* [Task to carry out]: In the listing below, locate the lines bearing the word "million". Copy every one of them.
==== Records provided ====
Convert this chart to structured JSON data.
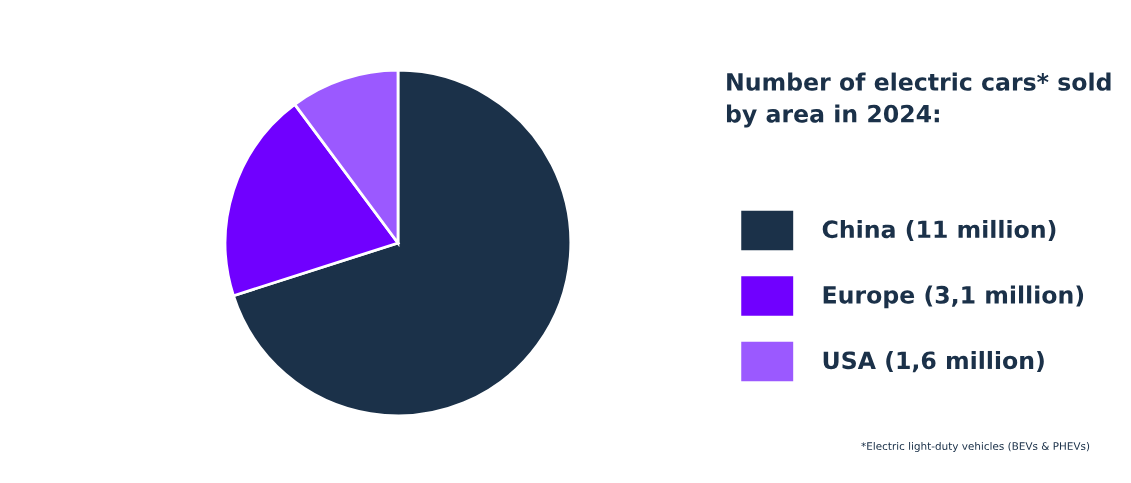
{
  "chart_data": {
    "type": "pie",
    "title": "Number of electric cars* sold by area in 2024:",
    "categories": [
      "China (11 million)",
      "Europe (3,1 million)",
      "USA (1,6 million)"
    ],
    "values": [
      11,
      3.1,
      1.6
    ],
    "colors": [
      "#1b3149",
      "#7000ff",
      "#9b59ff"
    ],
    "legend": "right",
    "annotations": [
      "*Electric light-duty vehicles (BEVs & PHEVs)"
    ]
  }
}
====
* [Exercise output]:
      "China (11 million)",
      "Europe (3,1 million)",
      "USA (1,6 million)"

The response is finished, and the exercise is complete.